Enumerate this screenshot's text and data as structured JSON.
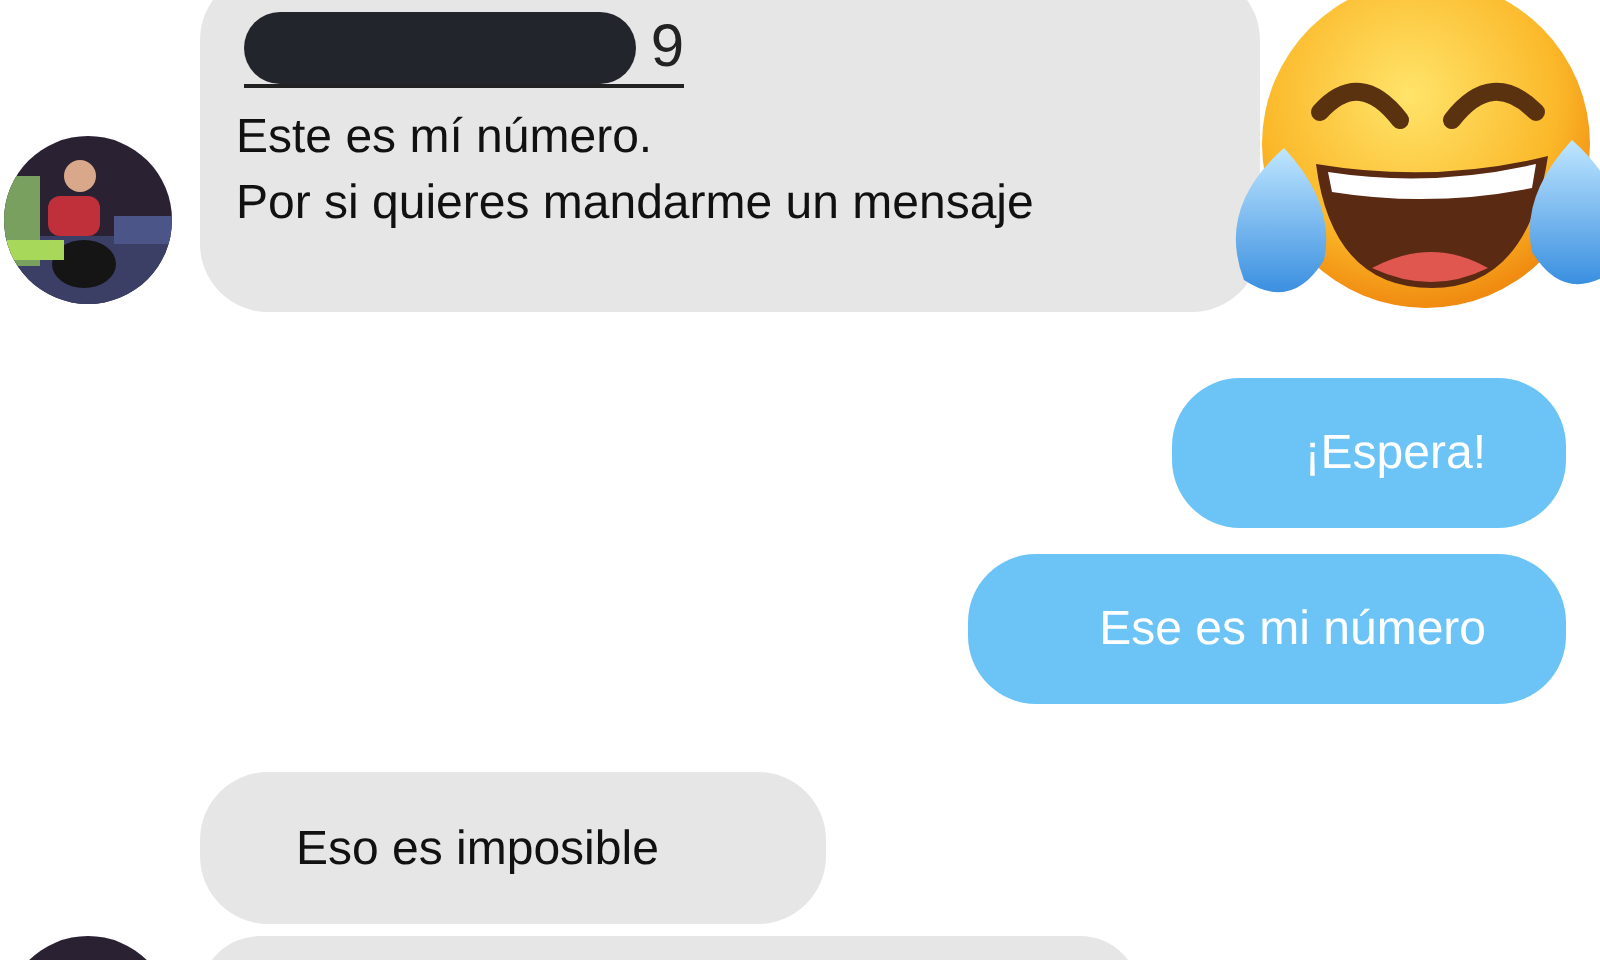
{
  "messages": [
    {
      "kind": "received",
      "avatar": true,
      "phone": "9",
      "redacted": true,
      "lines": [
        "Este es mí número.",
        "Por si quieres mandarme un mensaje"
      ]
    },
    {
      "kind": "sent",
      "lines": [
        "¡Espera!"
      ]
    },
    {
      "kind": "sent",
      "lines": [
        "Ese es mi número"
      ]
    },
    {
      "kind": "received",
      "avatar": false,
      "lines": [
        "Eso es imposible"
      ]
    },
    {
      "kind": "received",
      "avatar": true
    }
  ]
}
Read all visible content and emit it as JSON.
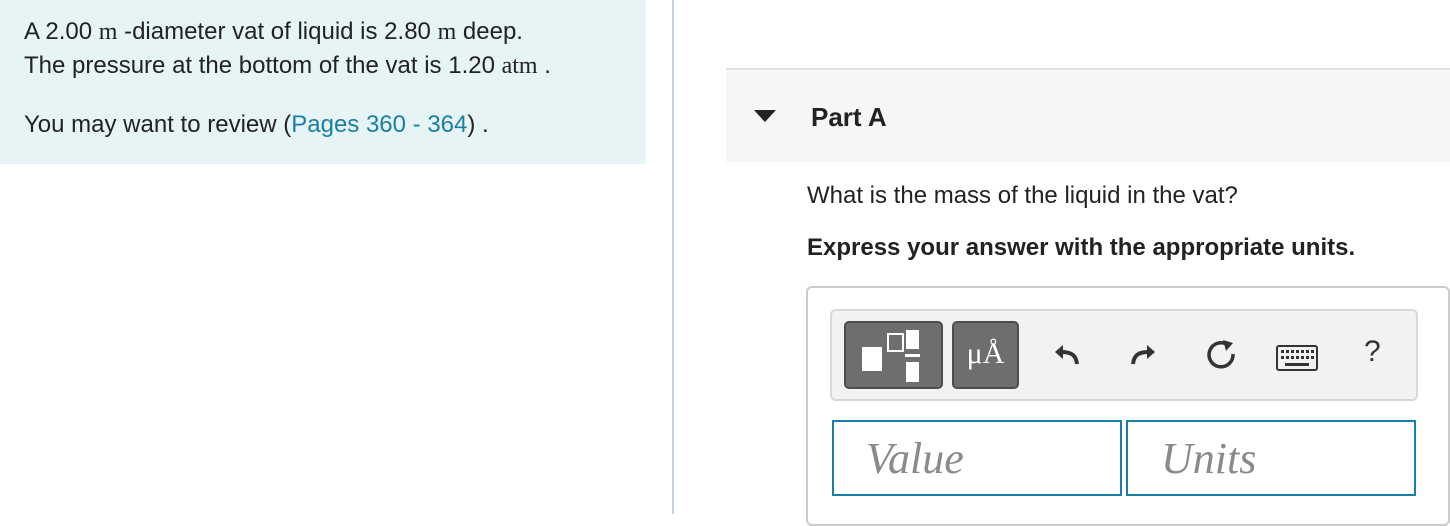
{
  "problem": {
    "line1_pre": "A 2.00 ",
    "unit_m1": "m",
    "line1_mid": " -diameter vat of liquid is 2.80 ",
    "unit_m2": "m",
    "line1_post": " deep.",
    "line2_pre": "The pressure at the bottom of the vat is 1.20 ",
    "unit_atm": "atm",
    "line2_post": " .",
    "review_pre": "You may want to review (",
    "review_link": "Pages 360 - 364",
    "review_post": ") ."
  },
  "part": {
    "title": "Part A",
    "question": "What is the mass of the liquid in the vat?",
    "instruction": "Express your answer with the appropriate units."
  },
  "toolbar": {
    "units_label": "μÅ",
    "help_label": "?",
    "icons": [
      "templates-icon",
      "units-icon",
      "undo-icon",
      "redo-icon",
      "reset-icon",
      "keyboard-icon",
      "help-icon"
    ]
  },
  "answer": {
    "value_placeholder": "Value",
    "units_placeholder": "Units",
    "value": "",
    "units": ""
  },
  "colors": {
    "problem_bg": "#e6f4f5",
    "link": "#1b7ea5",
    "field_border": "#1b7ea5",
    "toolbar_button": "#6e6e6e"
  }
}
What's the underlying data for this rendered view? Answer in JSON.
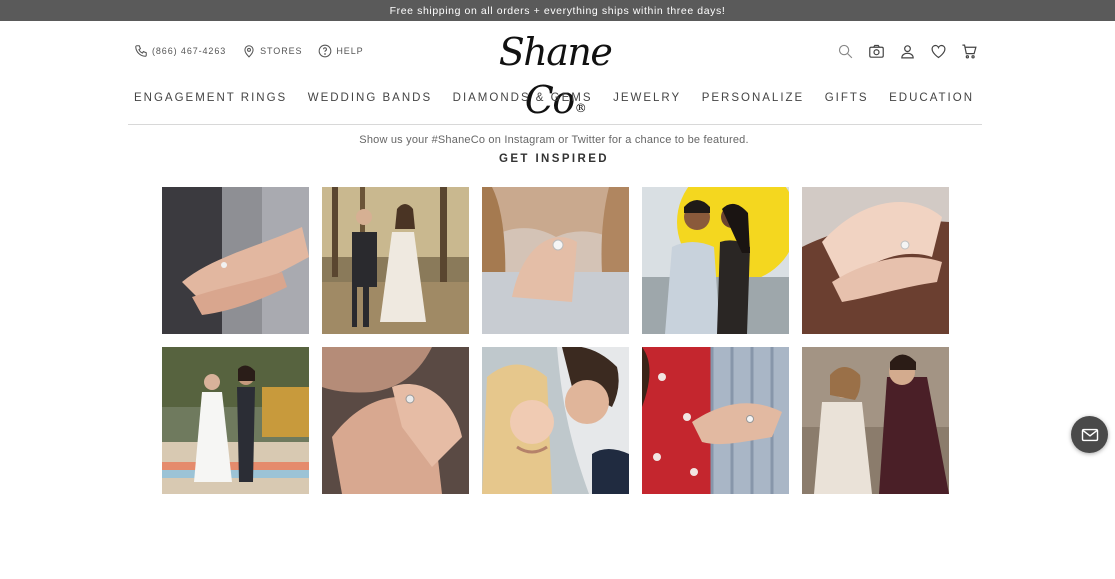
{
  "promo": {
    "text": "Free shipping on all orders + everything ships within three days!"
  },
  "header": {
    "phone": "(866) 467-4263",
    "stores": "STORES",
    "help": "HELP",
    "logo_text": "Shane Co",
    "logo_mark": "®",
    "icons": [
      "search-icon",
      "camera-icon",
      "account-icon",
      "heart-icon",
      "cart-icon"
    ]
  },
  "nav": {
    "items": [
      {
        "label": "ENGAGEMENT RINGS"
      },
      {
        "label": "WEDDING BANDS"
      },
      {
        "label": "DIAMONDS & GEMS"
      },
      {
        "label": "JEWELRY"
      },
      {
        "label": "PERSONALIZE"
      },
      {
        "label": "GIFTS"
      },
      {
        "label": "EDUCATION"
      }
    ]
  },
  "inspire": {
    "tagline": "Show us your #ShaneCo on Instagram or Twitter for a chance to be featured.",
    "title": "GET INSPIRED"
  },
  "colors": {
    "promo_bg": "#5a5a5a",
    "chat_bg": "#4a4a4a",
    "divider": "#d8d8d8"
  }
}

## EXERCISE BRIEF
Copy the listing in full and without alteration, omitting every picture.

## WORKED ANSWER
Enumerate this screenshot's text and data as structured JSON.
{
  "messages": [
    {
      "kind": "received",
      "avatar": true,
      "phone": "9",
      "redacted": true,
      "lines": [
        "Este es mí número.",
        "Por si quieres mandarme un mensaje"
      ]
    },
    {
      "kind": "sent",
      "lines": [
        "¡Espera!"
      ]
    },
    {
      "kind": "sent",
      "lines": [
        "Ese es mi número"
      ]
    },
    {
      "kind": "received",
      "avatar": false,
      "lines": [
        "Eso es imposible"
      ]
    },
    {
      "kind": "received",
      "avatar": true
    }
  ]
}
Read all visible content and emit it as JSON.
{
  "problem": {
    "line1_pre": "A 2.00 ",
    "unit_m1": "m",
    "line1_mid": " -diameter vat of liquid is 2.80 ",
    "unit_m2": "m",
    "line1_post": " deep.",
    "line2_pre": "The pressure at the bottom of the vat is 1.20 ",
    "unit_atm": "atm",
    "line2_post": " .",
    "review_pre": "You may want to review (",
    "review_link": "Pages 360 - 364",
    "review_post": ") ."
  },
  "part": {
    "title": "Part A",
    "question": "What is the mass of the liquid in the vat?",
    "instruction": "Express your answer with the appropriate units."
  },
  "toolbar": {
    "units_label": "μÅ",
    "help_label": "?",
    "icons": [
      "templates-icon",
      "units-icon",
      "undo-icon",
      "redo-icon",
      "reset-icon",
      "keyboard-icon",
      "help-icon"
    ]
  },
  "answer": {
    "value_placeholder": "Value",
    "units_placeholder": "Units",
    "value": "",
    "units": ""
  },
  "colors": {
    "problem_bg": "#e6f4f5",
    "link": "#1b7ea5",
    "field_border": "#1b7ea5",
    "toolbar_button": "#6e6e6e"
  }
}
What's the underlying data for this rendered view? Answer in JSON.
{
  "promo": {
    "text": "Free shipping on all orders + everything ships within three days!"
  },
  "header": {
    "phone": "(866) 467-4263",
    "stores": "STORES",
    "help": "HELP",
    "logo_text": "Shane Co",
    "logo_mark": "®",
    "icons": [
      "search-icon",
      "camera-icon",
      "account-icon",
      "heart-icon",
      "cart-icon"
    ]
  },
  "nav": {
    "items": [
      {
        "label": "ENGAGEMENT RINGS"
      },
      {
        "label": "WEDDING BANDS"
      },
      {
        "label": "DIAMONDS & GEMS"
      },
      {
        "label": "JEWELRY"
      },
      {
        "label": "PERSONALIZE"
      },
      {
        "label": "GIFTS"
      },
      {
        "label": "EDUCATION"
      }
    ]
  },
  "inspire": {
    "tagline": "Show us your #ShaneCo on Instagram or Twitter for a chance to be featured.",
    "title": "GET INSPIRED"
  },
  "colors": {
    "promo_bg": "#5a5a5a",
    "chat_bg": "#4a4a4a",
    "divider": "#d8d8d8"
  }
}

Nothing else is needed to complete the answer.